■ Task instructions
Looking through the listing, how many of its lines hold the word "allowed"? Answer with only the number.

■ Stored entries
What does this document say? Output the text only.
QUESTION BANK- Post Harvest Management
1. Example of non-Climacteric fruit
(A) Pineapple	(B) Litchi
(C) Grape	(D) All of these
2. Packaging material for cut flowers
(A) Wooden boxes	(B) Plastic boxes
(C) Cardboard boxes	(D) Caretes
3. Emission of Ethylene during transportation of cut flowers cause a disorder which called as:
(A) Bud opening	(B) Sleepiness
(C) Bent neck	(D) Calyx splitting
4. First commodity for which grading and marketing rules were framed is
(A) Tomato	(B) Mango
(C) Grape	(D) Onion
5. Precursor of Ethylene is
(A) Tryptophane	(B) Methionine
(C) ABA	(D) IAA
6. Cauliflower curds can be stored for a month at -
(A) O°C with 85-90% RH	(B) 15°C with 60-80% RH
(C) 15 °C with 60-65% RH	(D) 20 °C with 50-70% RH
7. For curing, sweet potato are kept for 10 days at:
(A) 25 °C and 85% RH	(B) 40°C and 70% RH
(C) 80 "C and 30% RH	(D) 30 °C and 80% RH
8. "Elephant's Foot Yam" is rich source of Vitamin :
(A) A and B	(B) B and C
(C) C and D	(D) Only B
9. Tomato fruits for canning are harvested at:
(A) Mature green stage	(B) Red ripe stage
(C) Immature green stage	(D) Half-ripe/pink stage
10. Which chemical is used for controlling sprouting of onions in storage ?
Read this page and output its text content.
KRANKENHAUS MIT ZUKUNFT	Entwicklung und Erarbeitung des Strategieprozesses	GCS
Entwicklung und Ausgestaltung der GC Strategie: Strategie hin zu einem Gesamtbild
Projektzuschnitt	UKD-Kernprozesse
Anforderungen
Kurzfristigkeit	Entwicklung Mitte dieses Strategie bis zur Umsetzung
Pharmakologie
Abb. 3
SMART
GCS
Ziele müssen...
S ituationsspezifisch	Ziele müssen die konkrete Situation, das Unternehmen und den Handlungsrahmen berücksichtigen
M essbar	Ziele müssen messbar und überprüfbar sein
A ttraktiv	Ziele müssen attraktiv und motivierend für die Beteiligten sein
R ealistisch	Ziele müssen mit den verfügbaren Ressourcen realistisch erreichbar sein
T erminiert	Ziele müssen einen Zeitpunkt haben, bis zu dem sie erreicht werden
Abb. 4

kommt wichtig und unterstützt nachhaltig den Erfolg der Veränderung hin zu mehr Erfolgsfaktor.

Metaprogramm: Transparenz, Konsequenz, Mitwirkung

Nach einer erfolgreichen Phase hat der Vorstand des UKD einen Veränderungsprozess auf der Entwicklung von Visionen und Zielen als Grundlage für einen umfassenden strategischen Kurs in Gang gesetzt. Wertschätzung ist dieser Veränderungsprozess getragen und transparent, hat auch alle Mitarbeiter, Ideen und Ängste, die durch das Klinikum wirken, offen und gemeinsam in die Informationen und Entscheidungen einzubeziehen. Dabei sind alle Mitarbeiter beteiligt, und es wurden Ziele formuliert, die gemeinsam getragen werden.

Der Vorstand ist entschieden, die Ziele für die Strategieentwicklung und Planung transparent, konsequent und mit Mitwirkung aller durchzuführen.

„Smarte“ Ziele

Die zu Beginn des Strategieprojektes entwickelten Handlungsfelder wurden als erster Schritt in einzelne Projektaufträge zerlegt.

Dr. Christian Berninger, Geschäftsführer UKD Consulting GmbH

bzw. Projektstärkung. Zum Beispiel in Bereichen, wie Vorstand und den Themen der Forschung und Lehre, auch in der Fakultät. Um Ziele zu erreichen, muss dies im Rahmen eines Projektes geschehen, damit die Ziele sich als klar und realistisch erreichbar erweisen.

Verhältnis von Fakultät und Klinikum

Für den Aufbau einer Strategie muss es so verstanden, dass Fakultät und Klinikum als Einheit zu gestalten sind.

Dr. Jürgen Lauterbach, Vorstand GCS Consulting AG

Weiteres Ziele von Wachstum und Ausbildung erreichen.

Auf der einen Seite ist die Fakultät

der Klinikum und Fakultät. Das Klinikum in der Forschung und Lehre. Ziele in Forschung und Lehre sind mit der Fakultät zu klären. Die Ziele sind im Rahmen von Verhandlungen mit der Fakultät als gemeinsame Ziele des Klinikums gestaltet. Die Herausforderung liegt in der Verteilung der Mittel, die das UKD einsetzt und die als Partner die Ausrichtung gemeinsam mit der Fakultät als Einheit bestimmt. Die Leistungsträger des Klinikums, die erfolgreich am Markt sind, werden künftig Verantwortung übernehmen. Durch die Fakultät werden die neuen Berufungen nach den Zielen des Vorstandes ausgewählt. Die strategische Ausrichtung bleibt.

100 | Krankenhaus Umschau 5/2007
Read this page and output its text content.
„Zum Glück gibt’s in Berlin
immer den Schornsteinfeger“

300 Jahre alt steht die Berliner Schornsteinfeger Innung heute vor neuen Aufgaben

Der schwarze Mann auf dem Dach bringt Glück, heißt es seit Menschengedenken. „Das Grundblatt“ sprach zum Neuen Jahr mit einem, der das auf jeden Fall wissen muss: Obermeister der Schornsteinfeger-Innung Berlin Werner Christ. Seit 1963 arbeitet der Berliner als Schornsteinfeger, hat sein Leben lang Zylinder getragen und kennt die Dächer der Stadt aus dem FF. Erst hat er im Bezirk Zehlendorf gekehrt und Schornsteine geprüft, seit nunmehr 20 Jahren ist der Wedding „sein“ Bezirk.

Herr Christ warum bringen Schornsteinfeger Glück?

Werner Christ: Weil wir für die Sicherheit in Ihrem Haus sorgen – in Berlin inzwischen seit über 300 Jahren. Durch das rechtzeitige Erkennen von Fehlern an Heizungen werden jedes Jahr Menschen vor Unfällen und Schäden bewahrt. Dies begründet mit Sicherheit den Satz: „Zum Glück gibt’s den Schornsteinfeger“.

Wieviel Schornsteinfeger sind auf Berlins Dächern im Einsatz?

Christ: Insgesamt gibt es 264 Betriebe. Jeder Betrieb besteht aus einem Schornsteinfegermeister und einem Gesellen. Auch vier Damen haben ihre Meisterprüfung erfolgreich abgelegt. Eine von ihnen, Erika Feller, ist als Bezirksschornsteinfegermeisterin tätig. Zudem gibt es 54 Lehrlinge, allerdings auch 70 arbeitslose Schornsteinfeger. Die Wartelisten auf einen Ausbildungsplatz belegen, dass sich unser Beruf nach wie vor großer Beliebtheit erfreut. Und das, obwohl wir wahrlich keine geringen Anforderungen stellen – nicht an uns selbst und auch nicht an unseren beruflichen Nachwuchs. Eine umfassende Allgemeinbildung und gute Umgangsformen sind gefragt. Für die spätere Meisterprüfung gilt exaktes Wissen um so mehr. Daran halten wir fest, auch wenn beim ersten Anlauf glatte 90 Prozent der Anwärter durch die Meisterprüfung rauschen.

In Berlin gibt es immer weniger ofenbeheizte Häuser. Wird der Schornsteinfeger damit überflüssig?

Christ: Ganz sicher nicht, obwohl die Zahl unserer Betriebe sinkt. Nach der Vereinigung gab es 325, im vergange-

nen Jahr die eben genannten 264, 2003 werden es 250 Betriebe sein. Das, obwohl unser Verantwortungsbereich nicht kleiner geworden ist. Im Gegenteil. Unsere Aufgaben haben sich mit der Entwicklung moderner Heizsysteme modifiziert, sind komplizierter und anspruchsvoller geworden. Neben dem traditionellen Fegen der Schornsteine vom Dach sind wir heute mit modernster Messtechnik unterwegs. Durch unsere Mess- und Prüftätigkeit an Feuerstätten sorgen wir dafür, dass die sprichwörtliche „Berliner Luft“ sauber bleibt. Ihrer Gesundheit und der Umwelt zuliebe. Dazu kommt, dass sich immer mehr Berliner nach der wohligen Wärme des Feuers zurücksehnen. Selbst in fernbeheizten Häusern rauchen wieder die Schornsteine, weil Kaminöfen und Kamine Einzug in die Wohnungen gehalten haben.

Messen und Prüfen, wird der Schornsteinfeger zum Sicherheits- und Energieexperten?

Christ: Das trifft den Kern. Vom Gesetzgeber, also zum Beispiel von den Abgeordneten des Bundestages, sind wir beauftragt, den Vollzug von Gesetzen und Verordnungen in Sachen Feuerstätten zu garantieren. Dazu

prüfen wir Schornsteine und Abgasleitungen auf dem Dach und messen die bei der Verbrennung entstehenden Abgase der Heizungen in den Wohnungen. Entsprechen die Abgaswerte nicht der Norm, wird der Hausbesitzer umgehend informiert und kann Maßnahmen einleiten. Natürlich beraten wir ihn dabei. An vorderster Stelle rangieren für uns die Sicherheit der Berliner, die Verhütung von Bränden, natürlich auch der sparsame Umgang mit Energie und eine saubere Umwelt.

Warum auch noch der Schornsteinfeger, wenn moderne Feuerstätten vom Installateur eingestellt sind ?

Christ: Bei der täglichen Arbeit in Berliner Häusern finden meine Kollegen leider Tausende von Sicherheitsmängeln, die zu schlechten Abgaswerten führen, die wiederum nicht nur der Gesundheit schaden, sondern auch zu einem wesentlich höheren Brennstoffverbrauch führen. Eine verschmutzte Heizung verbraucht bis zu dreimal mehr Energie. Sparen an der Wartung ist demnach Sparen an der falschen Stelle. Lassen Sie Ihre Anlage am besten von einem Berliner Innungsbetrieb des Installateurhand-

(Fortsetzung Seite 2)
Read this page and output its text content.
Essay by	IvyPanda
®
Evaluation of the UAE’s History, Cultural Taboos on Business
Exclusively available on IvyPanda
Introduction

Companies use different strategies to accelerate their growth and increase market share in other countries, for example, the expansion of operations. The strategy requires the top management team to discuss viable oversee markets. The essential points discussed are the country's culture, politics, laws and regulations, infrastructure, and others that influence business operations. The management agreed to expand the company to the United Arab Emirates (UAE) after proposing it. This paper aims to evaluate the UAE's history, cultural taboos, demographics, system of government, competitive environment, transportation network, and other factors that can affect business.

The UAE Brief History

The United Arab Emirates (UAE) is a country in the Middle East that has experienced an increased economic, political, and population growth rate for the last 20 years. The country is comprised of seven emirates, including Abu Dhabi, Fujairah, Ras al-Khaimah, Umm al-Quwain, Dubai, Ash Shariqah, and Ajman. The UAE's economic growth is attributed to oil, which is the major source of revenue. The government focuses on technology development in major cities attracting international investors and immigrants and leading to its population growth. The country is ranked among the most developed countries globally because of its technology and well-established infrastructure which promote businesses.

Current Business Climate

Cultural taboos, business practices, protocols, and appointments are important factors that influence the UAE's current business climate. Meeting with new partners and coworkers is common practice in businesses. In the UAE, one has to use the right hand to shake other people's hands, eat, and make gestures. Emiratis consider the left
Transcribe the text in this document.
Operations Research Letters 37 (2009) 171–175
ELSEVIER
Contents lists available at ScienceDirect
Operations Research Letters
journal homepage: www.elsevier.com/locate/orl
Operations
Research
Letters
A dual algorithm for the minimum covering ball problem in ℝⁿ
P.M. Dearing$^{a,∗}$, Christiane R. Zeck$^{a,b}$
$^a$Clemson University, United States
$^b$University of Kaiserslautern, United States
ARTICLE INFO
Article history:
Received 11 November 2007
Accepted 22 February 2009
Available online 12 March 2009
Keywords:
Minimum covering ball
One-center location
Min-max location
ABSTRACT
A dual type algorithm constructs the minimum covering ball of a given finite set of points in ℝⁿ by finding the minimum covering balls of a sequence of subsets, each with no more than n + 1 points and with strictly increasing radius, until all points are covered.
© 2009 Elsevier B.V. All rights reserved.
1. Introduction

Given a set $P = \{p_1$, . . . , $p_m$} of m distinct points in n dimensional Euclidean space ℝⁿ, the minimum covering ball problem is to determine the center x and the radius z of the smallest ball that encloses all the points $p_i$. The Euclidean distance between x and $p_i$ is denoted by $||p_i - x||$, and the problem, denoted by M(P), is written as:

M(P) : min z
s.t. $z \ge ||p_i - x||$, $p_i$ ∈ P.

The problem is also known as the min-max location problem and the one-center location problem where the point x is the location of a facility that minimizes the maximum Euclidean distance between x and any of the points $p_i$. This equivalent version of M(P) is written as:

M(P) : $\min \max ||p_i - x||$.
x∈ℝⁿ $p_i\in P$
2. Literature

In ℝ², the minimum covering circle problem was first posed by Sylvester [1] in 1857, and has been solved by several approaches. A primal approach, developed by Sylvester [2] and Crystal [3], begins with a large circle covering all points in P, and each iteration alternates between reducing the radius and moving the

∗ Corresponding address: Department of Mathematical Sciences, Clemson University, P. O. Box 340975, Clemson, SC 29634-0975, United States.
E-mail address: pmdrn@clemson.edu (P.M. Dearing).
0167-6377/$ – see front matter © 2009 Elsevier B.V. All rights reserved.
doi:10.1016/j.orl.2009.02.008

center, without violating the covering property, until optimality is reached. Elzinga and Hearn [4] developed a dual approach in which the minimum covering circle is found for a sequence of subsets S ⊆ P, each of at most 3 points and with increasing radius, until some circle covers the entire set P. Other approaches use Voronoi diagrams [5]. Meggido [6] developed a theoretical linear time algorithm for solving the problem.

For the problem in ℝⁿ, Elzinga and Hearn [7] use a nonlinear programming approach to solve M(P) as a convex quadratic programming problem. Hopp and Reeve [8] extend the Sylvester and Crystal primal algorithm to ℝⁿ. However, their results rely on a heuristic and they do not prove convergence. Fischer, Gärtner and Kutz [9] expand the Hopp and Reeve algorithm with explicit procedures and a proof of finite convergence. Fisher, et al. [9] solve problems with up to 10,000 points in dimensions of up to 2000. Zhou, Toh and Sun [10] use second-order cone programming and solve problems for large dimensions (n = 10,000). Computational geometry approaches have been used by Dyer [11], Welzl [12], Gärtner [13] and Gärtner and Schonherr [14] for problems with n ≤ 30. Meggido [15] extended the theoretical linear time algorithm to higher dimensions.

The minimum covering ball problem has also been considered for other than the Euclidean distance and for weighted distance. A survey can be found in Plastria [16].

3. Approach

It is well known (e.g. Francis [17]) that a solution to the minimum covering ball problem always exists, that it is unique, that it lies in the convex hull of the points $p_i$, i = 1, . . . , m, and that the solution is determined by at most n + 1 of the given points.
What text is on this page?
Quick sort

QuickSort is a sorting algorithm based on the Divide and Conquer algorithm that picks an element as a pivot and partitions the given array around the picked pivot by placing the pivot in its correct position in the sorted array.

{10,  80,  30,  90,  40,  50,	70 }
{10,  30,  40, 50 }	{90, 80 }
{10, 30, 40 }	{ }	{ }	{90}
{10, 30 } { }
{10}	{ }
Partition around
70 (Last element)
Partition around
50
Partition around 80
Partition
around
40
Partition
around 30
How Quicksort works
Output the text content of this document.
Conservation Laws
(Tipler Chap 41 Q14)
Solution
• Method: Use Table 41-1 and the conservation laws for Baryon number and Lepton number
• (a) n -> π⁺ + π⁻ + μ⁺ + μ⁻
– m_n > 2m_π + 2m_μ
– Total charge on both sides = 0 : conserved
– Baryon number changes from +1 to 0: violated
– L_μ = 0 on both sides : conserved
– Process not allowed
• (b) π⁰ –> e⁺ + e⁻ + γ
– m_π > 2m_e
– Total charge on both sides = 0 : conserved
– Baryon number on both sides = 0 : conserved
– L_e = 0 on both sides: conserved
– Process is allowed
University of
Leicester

■ Exercise output
2